Stated goal:
State how many lines of the entries hold the string "marker", and nothing more.

------------------------------

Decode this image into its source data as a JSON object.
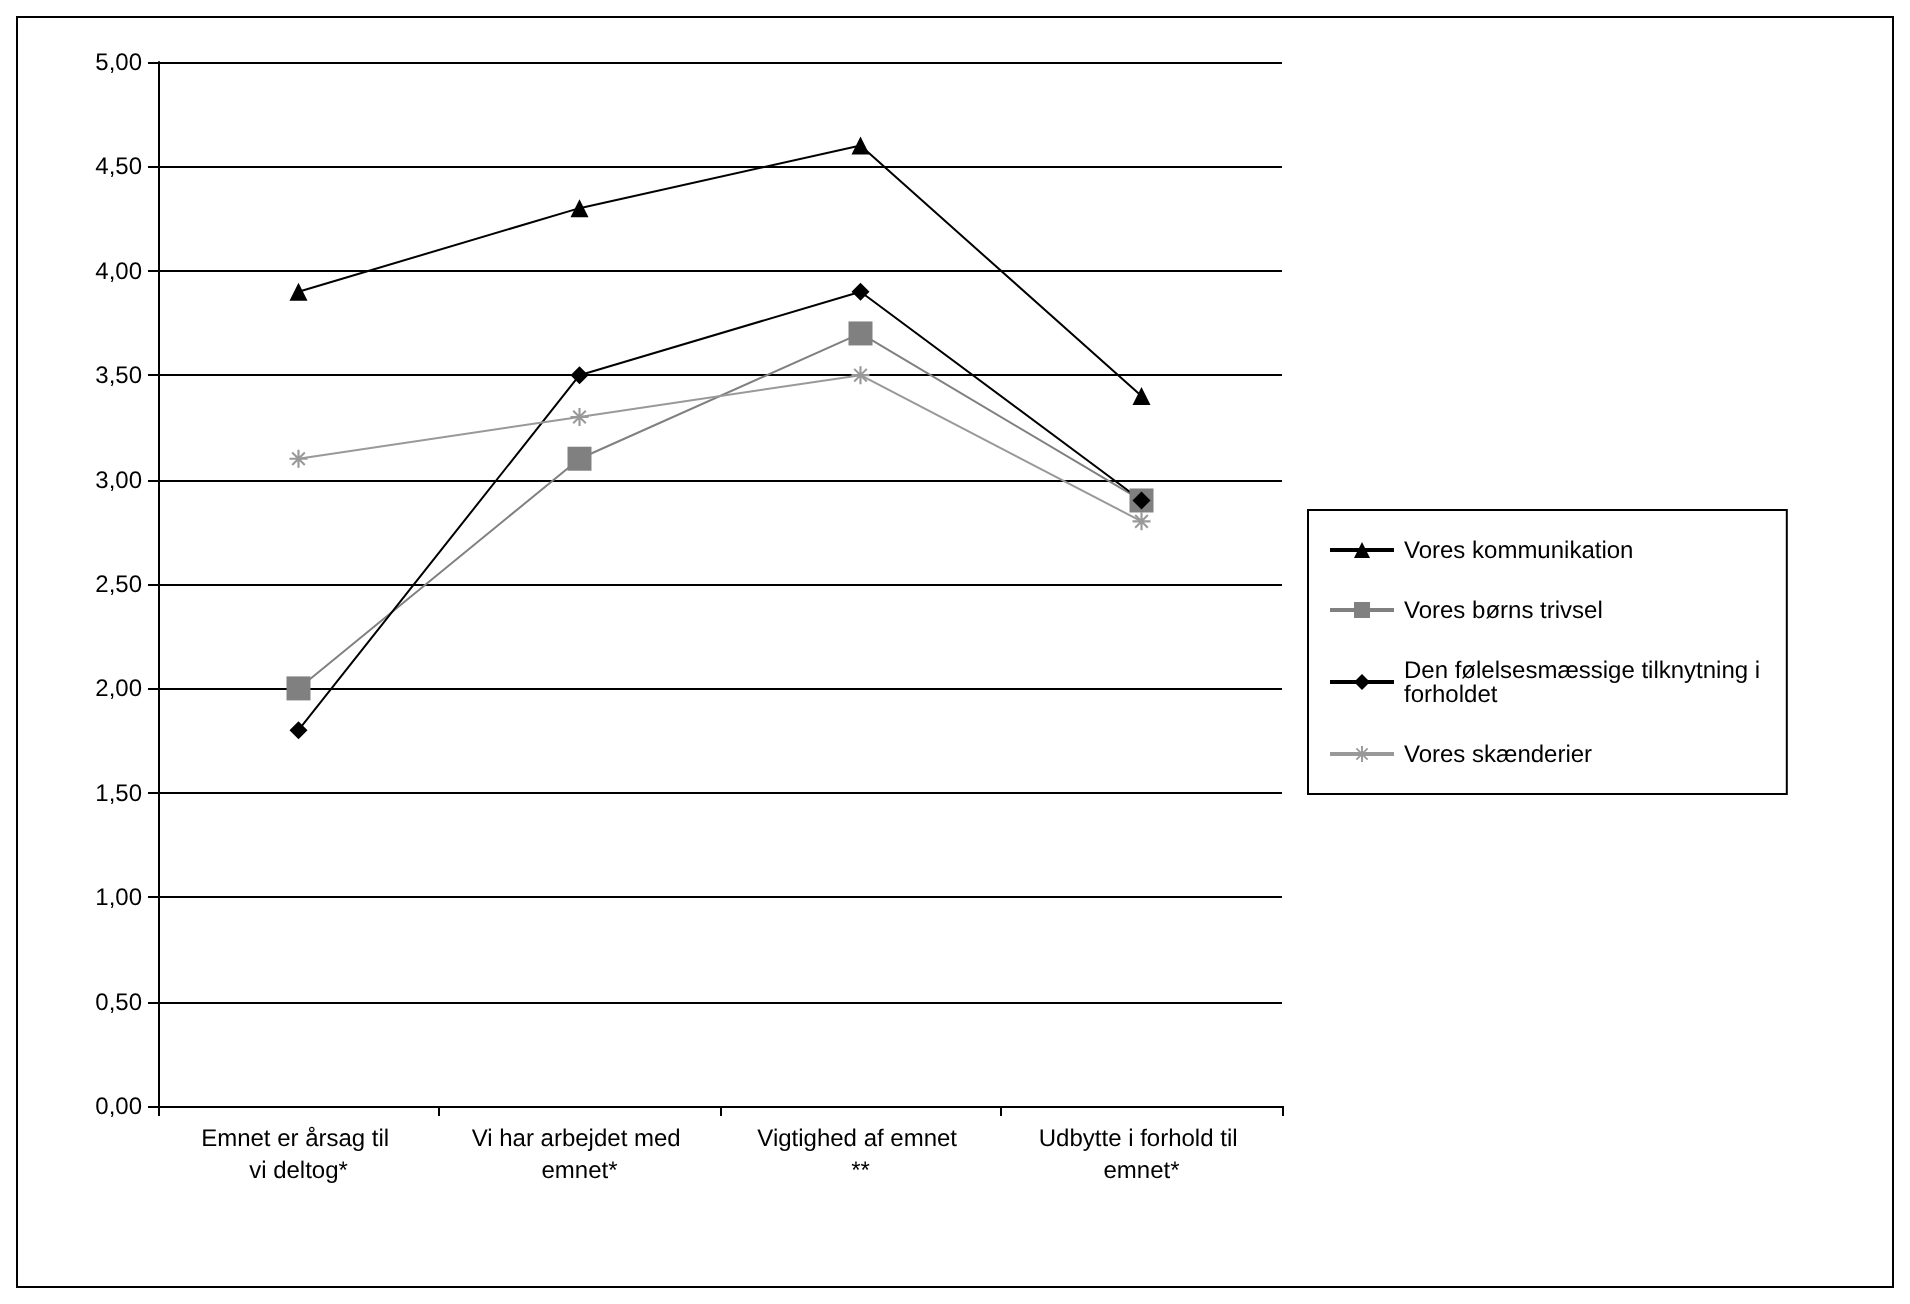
{
  "chart_data": {
    "type": "line",
    "categories": [
      "Emnet er årsag til vi deltog*",
      "Vi har arbejdet med emnet*",
      "Vigtighed af emnet **",
      "Udbytte i forhold til emnet*"
    ],
    "series": [
      {
        "name": "Vores kommunikation",
        "color": "#000000",
        "marker": "triangle",
        "values": [
          3.9,
          4.3,
          4.6,
          3.4
        ]
      },
      {
        "name": "Vores børns trivsel",
        "color": "#808080",
        "marker": "square",
        "values": [
          2.0,
          3.1,
          3.7,
          2.9
        ]
      },
      {
        "name": "Den følelsesmæssige tilknytning i forholdet",
        "color": "#000000",
        "marker": "diamond",
        "values": [
          1.8,
          3.5,
          3.9,
          2.9
        ]
      },
      {
        "name": "Vores skænderier",
        "color": "#999999",
        "marker": "star",
        "values": [
          3.1,
          3.3,
          3.5,
          2.8
        ]
      }
    ],
    "ylim": [
      0,
      5
    ],
    "yticks": [
      {
        "value": 0,
        "label": "0,00"
      },
      {
        "value": 0.5,
        "label": "0,50"
      },
      {
        "value": 1,
        "label": "1,00"
      },
      {
        "value": 1.5,
        "label": "1,50"
      },
      {
        "value": 2,
        "label": "2,00"
      },
      {
        "value": 2.5,
        "label": "2,50"
      },
      {
        "value": 3,
        "label": "3,00"
      },
      {
        "value": 3.5,
        "label": "3,50"
      },
      {
        "value": 4,
        "label": "4,00"
      },
      {
        "value": 4.5,
        "label": "4,50"
      },
      {
        "value": 5,
        "label": "5,00"
      }
    ],
    "grid": "y",
    "legend": "right",
    "line_style": "solid"
  }
}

------------------------------

Answer to the task:
4